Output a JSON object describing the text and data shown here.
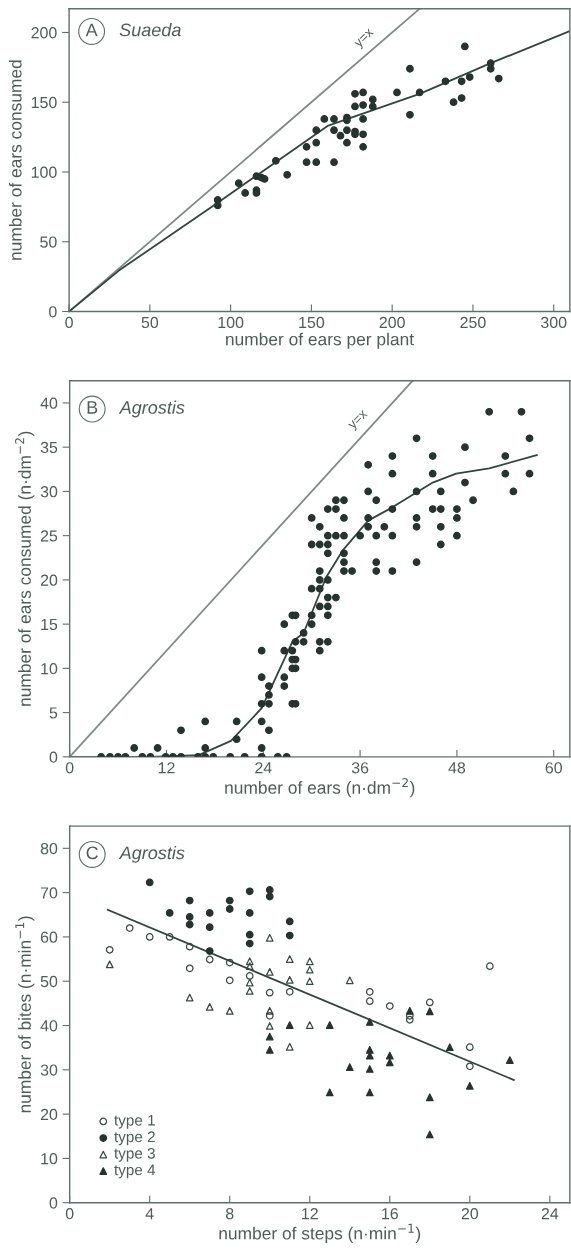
{
  "chart_data": [
    {
      "type": "scatter",
      "title": "A",
      "subtitle": "Suaeda",
      "xlabel": "number of ears per plant",
      "ylabel": "number of ears consumed",
      "xlim": [
        0,
        310
      ],
      "ylim": [
        0,
        217
      ],
      "xticks": [
        0,
        50,
        100,
        150,
        200,
        250,
        300
      ],
      "yticks": [
        0,
        50,
        100,
        150,
        200
      ],
      "grid": false,
      "legend": false,
      "annotations": [
        "y=x"
      ],
      "series": [
        {
          "type": "line",
          "color": "#7f8a85",
          "x": [
            0,
            217
          ],
          "values": [
            0,
            217
          ]
        },
        {
          "type": "line",
          "color": "#34443e",
          "x": [
            0,
            31,
            92,
            160,
            217,
            261,
            310
          ],
          "values": [
            0,
            29.5,
            78,
            133,
            156,
            178,
            201
          ]
        },
        {
          "marker": "circle",
          "color": "#26332f",
          "x": [
            92,
            92,
            105,
            109,
            116,
            116,
            116,
            119,
            121,
            128,
            135,
            147,
            147,
            153,
            153,
            153,
            158,
            164,
            164,
            164,
            168,
            172,
            172,
            172,
            172,
            177,
            177,
            177,
            177,
            182,
            182,
            182,
            182,
            182,
            188,
            188,
            203,
            211,
            211,
            217,
            233,
            238,
            243,
            243,
            245,
            248,
            261,
            261,
            266
          ],
          "values": [
            80,
            76,
            92,
            85,
            97,
            87,
            85,
            96,
            95,
            108,
            98,
            118,
            107,
            130,
            121,
            107,
            138,
            138,
            130,
            107,
            126,
            139,
            137,
            130,
            121,
            156,
            147,
            129,
            127,
            157,
            148,
            138,
            127,
            118,
            152,
            147,
            157,
            174,
            141,
            157,
            165,
            150,
            165,
            153,
            190,
            168,
            178,
            174,
            167
          ]
        }
      ]
    },
    {
      "type": "scatter",
      "title": "B",
      "subtitle": "Agrostis",
      "xlabel": "number of ears (n·dm$^{−2}$)",
      "ylabel": "number of ears consumed (n·dm$^{−2}$)",
      "xlim": [
        0,
        62
      ],
      "ylim": [
        0,
        42.5
      ],
      "xticks": [
        0,
        12,
        24,
        36,
        48,
        60
      ],
      "yticks": [
        0,
        5,
        10,
        15,
        20,
        25,
        30,
        35,
        40
      ],
      "grid": false,
      "legend": false,
      "annotations": [
        "y=x"
      ],
      "series": [
        {
          "type": "line",
          "color": "#7f8a85",
          "x": [
            0,
            42.5
          ],
          "values": [
            0,
            42.5
          ]
        },
        {
          "type": "line",
          "color": "#34443e",
          "x": [
            0,
            9.8,
            16,
            20,
            23.8,
            27.6,
            29,
            31.8,
            33.9,
            37,
            40,
            45,
            47.9,
            52,
            57.9
          ],
          "values": [
            0,
            0,
            0.2,
            1.8,
            5.5,
            13,
            14,
            20.3,
            23.4,
            26.7,
            28.2,
            31,
            32,
            32.6,
            34.1
          ]
        },
        {
          "marker": "circle",
          "color": "#26332f",
          "x": [
            3.9,
            5,
            6,
            6.9,
            9,
            10,
            11.9,
            12.8,
            13.8,
            15.9,
            16.8,
            17.8,
            19.9,
            21.7,
            23.8,
            25.8,
            26.9,
            8,
            10.9,
            16.8,
            23.8,
            13.8,
            16.8,
            20.7,
            23.8,
            20.7,
            23.8,
            23.8,
            23.8,
            24.7,
            24.7,
            24.7,
            24.7,
            26.6,
            26.6,
            26.6,
            26.6,
            27.6,
            27.6,
            27.6,
            27.6,
            27.6,
            28,
            28,
            28,
            28,
            28,
            29,
            29,
            30,
            30,
            30,
            30,
            30,
            31,
            31,
            31,
            31,
            31,
            31,
            31,
            31,
            32,
            32,
            32,
            32,
            32,
            32,
            32,
            32,
            32,
            33,
            33,
            33,
            33,
            34,
            34,
            34,
            34,
            34,
            34,
            35,
            36,
            37,
            37,
            37,
            37,
            38,
            38,
            38,
            38,
            39,
            40,
            40,
            40,
            40,
            40,
            43,
            43,
            43,
            43,
            43,
            45,
            45,
            45,
            46,
            46,
            46,
            46,
            48,
            48,
            48,
            49,
            49,
            50,
            52,
            54,
            54,
            55,
            56,
            57,
            57
          ],
          "values": [
            0,
            0,
            0,
            0,
            0,
            0,
            0,
            0,
            0,
            0,
            0,
            0,
            0,
            0,
            0,
            0,
            0,
            1,
            1,
            1,
            1,
            3,
            4,
            4,
            4,
            2,
            6,
            9,
            12,
            3,
            6,
            7,
            8,
            9,
            8,
            12,
            15,
            16,
            12,
            11,
            10,
            6,
            16,
            11,
            10,
            6,
            13,
            13,
            14,
            15,
            16,
            19,
            24,
            27,
            12,
            13,
            17,
            19,
            20,
            21,
            24,
            26,
            13,
            16,
            17,
            18,
            20,
            23,
            24,
            25,
            28,
            18,
            25,
            28,
            29,
            29,
            27,
            25,
            23,
            22,
            21,
            21,
            25,
            33,
            30,
            27,
            26,
            29,
            25,
            22,
            21,
            26,
            34,
            32,
            28,
            25,
            21,
            36,
            30,
            27,
            26,
            22,
            34,
            32,
            28,
            30,
            28,
            26,
            24,
            28,
            27,
            25,
            35,
            31,
            29,
            39,
            34,
            32,
            30,
            39,
            36,
            32
          ]
        }
      ]
    },
    {
      "type": "scatter",
      "title": "C",
      "subtitle": "Agrostis",
      "xlabel": "number of steps (n·min$^{−1}$)",
      "ylabel": "number of bites (n·min$^{−1}$)",
      "xlim": [
        0,
        25
      ],
      "ylim": [
        0,
        85
      ],
      "xticks": [
        0,
        4,
        8,
        12,
        16,
        20,
        24
      ],
      "yticks": [
        0,
        10,
        20,
        30,
        40,
        50,
        60,
        70,
        80
      ],
      "grid": false,
      "legend": "bottom left",
      "series": [
        {
          "type": "line",
          "color": "#34443e",
          "x": [
            1.9,
            22.2
          ],
          "values": [
            66.1,
            27.7
          ]
        },
        {
          "name": "type 1",
          "marker": "circle-open",
          "color": "#3a4843",
          "x": [
            2,
            3,
            4,
            5,
            6,
            6,
            7,
            8,
            8,
            9,
            10,
            10,
            11,
            15,
            15,
            16,
            17,
            17,
            18,
            20,
            20,
            21
          ],
          "values": [
            57.1,
            62,
            60,
            60,
            57.8,
            52.9,
            54.9,
            54.2,
            50.2,
            51.2,
            47.4,
            42.2,
            47.6,
            47.6,
            45.5,
            44.4,
            42.2,
            41.3,
            45.2,
            35.1,
            30.8,
            53.4
          ]
        },
        {
          "name": "type 2",
          "marker": "circle",
          "color": "#26332f",
          "x": [
            4,
            5,
            6,
            6,
            6,
            7,
            7,
            7,
            8,
            8,
            9,
            9,
            9,
            9,
            10,
            10,
            11,
            11
          ],
          "values": [
            72.3,
            65.4,
            68.2,
            64.5,
            62.8,
            65.4,
            62.2,
            56.8,
            68.2,
            66.3,
            70.3,
            65.4,
            60.5,
            58.5,
            70.6,
            69.1,
            63.5,
            60.3
          ]
        },
        {
          "name": "type 3",
          "marker": "triangle-open",
          "color": "#3a4843",
          "x": [
            2,
            6,
            7,
            8,
            9,
            9,
            9,
            9,
            10,
            10,
            10,
            10,
            11,
            11,
            11,
            12,
            12,
            12,
            12,
            14
          ],
          "values": [
            53.8,
            46.3,
            44.2,
            43.3,
            54.5,
            53.4,
            49.7,
            47.8,
            59.8,
            52.1,
            43.3,
            39.9,
            55,
            50.3,
            35.2,
            54.5,
            52.6,
            50,
            40.1,
            50.2
          ]
        },
        {
          "name": "type 4",
          "marker": "triangle",
          "color": "#26332f",
          "x": [
            10,
            10,
            11,
            13,
            13,
            14,
            15,
            15,
            15,
            15,
            15,
            16,
            16,
            17,
            18,
            18,
            18,
            19,
            20,
            22
          ],
          "values": [
            37.5,
            34.5,
            40.1,
            40.1,
            24.9,
            30.6,
            40.8,
            34.5,
            33.2,
            30.2,
            24.9,
            33.2,
            31.7,
            43.3,
            43.2,
            23.8,
            15.4,
            35.1,
            26.4,
            32.2
          ]
        }
      ]
    }
  ]
}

Task goal:
Track down every line holding the string "xlabel" and copy it.

Solved exercise:
      "xlabel": "number of ears per plant",
      "xlabel": "number of ears (n·dm$^{−2}$)",
      "xlabel": "number of steps (n·min$^{−1}$)",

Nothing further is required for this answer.